■ **Work required**
Copy out, verbatim, the stretch of data from the start through the line containing "other: Wi-Fi xyxy=(1250,261,1308,305)", including both ends.

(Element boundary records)

((

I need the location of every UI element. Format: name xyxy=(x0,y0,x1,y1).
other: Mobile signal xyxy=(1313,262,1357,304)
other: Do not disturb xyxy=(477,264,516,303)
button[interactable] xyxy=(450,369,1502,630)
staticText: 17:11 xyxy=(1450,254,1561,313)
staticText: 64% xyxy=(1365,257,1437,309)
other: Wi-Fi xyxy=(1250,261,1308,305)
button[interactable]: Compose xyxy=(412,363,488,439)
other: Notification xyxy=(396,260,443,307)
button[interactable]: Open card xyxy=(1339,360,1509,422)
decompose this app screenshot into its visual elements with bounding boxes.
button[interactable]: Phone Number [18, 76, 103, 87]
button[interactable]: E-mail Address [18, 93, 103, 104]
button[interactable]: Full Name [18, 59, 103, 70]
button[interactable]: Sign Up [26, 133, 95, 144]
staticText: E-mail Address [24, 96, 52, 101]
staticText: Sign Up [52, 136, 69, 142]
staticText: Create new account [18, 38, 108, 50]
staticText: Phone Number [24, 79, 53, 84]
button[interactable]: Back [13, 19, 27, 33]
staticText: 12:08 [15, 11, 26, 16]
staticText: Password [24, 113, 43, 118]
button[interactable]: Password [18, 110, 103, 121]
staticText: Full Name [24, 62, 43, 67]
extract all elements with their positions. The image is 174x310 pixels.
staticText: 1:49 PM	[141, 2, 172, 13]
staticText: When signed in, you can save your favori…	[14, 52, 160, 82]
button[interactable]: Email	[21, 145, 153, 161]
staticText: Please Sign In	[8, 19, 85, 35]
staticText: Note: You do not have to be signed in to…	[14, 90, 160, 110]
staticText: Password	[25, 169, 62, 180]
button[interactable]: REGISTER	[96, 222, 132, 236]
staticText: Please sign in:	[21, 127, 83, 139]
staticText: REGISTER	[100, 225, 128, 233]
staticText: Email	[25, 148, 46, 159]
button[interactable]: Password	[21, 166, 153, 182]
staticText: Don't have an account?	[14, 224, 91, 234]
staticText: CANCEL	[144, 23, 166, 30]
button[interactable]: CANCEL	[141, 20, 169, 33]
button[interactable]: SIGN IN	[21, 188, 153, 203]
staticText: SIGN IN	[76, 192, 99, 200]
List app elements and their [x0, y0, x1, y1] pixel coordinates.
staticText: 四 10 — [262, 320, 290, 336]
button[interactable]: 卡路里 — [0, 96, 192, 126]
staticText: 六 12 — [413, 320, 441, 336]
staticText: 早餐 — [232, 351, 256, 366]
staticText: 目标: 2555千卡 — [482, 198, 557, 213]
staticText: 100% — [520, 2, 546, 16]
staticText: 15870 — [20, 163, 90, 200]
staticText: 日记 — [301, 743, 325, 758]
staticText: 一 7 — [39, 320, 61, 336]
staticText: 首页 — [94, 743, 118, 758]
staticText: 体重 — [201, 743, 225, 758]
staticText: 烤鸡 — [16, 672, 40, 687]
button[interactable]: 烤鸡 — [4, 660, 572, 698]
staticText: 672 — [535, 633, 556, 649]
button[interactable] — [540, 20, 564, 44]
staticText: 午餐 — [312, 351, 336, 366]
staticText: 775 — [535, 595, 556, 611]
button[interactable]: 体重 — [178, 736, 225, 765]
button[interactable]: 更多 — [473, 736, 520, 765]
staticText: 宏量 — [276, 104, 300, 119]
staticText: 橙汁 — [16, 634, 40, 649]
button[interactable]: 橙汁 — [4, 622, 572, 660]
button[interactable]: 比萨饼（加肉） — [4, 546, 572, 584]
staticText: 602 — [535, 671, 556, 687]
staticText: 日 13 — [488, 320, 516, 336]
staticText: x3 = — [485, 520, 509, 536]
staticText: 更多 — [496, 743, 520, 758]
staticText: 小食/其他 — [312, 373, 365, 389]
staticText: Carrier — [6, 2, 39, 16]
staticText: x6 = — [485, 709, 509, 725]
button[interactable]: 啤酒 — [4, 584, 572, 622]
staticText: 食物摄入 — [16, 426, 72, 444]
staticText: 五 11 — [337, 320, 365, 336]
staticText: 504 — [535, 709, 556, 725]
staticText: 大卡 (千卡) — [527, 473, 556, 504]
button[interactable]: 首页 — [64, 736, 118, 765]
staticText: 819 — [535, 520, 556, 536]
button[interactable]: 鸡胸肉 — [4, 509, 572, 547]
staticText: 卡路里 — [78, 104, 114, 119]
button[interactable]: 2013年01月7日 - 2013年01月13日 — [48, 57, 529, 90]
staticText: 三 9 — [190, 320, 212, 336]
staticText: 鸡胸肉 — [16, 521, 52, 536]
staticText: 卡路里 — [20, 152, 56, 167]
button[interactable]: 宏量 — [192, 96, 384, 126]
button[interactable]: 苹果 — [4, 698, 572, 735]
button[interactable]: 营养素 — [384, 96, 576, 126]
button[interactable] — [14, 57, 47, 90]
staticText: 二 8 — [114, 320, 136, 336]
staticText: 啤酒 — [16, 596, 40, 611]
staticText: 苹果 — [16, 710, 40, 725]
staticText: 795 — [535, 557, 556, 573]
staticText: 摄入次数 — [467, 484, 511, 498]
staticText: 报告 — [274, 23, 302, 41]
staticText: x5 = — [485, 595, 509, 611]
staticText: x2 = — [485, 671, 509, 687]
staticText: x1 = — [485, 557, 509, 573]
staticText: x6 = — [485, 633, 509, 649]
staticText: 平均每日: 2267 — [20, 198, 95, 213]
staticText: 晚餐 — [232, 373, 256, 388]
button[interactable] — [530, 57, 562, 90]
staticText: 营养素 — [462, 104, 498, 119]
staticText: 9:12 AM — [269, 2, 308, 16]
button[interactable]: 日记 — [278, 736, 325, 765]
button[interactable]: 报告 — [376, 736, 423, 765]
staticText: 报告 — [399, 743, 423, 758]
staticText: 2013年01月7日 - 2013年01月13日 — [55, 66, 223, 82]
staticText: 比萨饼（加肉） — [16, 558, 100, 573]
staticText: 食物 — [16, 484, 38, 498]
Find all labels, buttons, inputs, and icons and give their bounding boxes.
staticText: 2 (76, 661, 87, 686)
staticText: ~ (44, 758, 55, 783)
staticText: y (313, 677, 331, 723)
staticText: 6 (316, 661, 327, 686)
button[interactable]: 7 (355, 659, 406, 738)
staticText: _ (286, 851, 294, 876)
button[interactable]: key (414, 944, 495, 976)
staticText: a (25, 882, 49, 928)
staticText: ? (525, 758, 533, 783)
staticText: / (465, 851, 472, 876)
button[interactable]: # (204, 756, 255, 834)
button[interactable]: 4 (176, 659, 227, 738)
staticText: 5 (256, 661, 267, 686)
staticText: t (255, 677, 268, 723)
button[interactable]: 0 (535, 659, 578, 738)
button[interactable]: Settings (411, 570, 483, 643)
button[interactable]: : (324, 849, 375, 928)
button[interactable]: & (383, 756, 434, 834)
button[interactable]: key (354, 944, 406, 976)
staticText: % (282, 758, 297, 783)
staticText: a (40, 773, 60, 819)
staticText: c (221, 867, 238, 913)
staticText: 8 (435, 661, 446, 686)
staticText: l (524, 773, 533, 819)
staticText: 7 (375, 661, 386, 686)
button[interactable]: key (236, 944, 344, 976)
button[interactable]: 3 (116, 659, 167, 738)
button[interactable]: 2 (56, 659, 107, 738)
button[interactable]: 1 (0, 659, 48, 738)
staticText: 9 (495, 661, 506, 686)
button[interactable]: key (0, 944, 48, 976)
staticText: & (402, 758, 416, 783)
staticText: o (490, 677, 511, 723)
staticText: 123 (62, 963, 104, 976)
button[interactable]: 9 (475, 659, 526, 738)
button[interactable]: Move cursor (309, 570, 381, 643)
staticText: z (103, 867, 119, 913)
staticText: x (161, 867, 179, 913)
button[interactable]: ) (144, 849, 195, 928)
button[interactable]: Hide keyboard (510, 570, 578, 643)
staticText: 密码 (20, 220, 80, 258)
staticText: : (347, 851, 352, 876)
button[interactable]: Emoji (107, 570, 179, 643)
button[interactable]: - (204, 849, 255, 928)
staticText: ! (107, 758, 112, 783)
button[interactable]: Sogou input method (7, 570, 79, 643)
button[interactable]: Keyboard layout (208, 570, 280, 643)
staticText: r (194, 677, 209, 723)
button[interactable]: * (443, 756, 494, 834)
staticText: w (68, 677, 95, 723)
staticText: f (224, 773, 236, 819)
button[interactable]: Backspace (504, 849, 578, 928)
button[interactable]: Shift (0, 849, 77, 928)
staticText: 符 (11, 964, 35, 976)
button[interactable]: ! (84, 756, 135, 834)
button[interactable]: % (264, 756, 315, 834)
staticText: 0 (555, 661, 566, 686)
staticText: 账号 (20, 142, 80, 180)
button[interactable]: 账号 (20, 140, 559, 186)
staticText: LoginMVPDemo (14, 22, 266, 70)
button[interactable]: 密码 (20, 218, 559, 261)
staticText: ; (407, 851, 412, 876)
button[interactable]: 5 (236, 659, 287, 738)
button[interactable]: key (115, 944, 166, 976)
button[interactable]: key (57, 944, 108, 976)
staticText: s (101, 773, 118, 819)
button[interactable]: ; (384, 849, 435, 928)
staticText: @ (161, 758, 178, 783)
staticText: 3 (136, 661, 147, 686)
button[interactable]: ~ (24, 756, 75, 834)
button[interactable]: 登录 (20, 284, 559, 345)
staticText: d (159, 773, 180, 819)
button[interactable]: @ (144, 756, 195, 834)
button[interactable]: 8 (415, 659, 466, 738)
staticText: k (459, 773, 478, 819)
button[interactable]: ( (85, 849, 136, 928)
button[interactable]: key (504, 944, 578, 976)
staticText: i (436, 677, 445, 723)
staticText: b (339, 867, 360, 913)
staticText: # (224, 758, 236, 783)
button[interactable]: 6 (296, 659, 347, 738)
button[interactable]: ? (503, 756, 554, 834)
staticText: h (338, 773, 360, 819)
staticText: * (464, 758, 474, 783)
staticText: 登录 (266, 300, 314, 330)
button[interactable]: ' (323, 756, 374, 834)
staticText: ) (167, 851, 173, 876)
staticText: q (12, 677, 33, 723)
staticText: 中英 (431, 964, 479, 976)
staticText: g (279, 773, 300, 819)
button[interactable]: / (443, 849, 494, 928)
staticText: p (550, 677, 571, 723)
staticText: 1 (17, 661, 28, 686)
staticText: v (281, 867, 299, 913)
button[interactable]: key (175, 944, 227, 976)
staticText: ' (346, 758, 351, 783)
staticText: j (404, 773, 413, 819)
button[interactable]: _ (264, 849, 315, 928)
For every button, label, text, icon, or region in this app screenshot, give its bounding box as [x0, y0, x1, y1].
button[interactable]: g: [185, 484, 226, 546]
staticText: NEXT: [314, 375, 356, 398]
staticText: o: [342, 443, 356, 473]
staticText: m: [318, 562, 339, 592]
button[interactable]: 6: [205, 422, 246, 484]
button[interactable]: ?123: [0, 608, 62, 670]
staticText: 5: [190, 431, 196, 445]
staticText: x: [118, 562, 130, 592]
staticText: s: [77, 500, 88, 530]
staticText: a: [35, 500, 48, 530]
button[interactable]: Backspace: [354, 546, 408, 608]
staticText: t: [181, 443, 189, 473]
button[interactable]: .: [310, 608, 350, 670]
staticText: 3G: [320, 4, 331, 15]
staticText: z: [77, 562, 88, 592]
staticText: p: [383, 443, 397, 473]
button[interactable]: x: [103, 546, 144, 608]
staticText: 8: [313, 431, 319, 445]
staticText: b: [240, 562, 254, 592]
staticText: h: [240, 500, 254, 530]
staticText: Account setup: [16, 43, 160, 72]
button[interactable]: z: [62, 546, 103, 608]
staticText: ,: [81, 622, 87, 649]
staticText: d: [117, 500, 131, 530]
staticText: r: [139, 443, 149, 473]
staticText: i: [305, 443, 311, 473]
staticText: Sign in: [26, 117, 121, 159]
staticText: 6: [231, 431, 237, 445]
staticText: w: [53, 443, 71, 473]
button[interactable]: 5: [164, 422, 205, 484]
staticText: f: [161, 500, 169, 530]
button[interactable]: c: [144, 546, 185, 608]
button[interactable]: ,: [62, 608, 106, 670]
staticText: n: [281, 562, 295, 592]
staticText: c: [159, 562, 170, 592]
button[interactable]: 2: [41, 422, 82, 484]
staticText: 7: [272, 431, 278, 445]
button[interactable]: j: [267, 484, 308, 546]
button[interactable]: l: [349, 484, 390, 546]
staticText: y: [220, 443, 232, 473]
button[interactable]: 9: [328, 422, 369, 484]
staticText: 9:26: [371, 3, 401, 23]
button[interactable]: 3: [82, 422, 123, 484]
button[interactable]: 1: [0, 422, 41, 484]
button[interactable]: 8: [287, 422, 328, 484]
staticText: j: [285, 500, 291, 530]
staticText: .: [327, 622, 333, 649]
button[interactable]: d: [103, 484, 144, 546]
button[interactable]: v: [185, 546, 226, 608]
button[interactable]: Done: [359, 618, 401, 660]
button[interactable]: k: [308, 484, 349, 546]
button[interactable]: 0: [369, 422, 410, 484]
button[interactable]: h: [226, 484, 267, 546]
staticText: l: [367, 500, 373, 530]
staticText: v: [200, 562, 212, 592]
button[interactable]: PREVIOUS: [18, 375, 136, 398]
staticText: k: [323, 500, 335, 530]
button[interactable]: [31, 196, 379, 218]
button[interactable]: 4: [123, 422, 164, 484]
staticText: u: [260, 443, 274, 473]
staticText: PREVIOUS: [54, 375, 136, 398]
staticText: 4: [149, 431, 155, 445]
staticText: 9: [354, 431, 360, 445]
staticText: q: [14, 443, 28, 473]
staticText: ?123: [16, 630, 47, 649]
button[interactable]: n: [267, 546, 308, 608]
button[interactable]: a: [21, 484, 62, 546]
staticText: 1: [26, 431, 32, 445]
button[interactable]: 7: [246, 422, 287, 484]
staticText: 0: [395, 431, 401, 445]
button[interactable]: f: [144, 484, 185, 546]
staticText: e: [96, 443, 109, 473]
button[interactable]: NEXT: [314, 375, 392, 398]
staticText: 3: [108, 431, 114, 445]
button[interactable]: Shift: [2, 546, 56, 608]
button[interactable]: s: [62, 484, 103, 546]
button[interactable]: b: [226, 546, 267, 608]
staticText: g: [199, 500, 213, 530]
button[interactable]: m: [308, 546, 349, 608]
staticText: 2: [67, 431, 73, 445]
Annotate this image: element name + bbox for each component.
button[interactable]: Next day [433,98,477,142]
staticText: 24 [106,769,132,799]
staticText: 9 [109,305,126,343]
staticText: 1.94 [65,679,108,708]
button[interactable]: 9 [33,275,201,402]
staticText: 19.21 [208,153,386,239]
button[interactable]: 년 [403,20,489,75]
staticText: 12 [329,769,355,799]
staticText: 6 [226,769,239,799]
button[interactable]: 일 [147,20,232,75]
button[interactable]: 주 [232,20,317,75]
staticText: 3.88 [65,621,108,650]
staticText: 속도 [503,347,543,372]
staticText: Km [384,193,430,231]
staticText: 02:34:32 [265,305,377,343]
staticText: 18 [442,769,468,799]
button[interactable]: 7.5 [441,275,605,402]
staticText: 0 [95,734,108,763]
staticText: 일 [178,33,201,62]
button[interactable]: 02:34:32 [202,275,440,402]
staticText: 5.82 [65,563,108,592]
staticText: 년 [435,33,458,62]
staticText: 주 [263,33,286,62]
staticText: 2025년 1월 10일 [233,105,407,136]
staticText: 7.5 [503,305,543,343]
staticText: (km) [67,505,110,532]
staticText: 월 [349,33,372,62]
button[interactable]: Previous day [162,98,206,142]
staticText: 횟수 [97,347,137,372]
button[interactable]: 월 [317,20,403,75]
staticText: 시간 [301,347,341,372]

))

■ **Complete answer**
I need the location of every UI element. Format: name xyxy=(x0,y0,x1,y1).
other: Mobile signal xyxy=(1313,262,1357,304)
other: Do not disturb xyxy=(477,264,516,303)
button[interactable] xyxy=(450,369,1502,630)
staticText: 17:11 xyxy=(1450,254,1561,313)
staticText: 64% xyxy=(1365,257,1437,309)
other: Wi-Fi xyxy=(1250,261,1308,305)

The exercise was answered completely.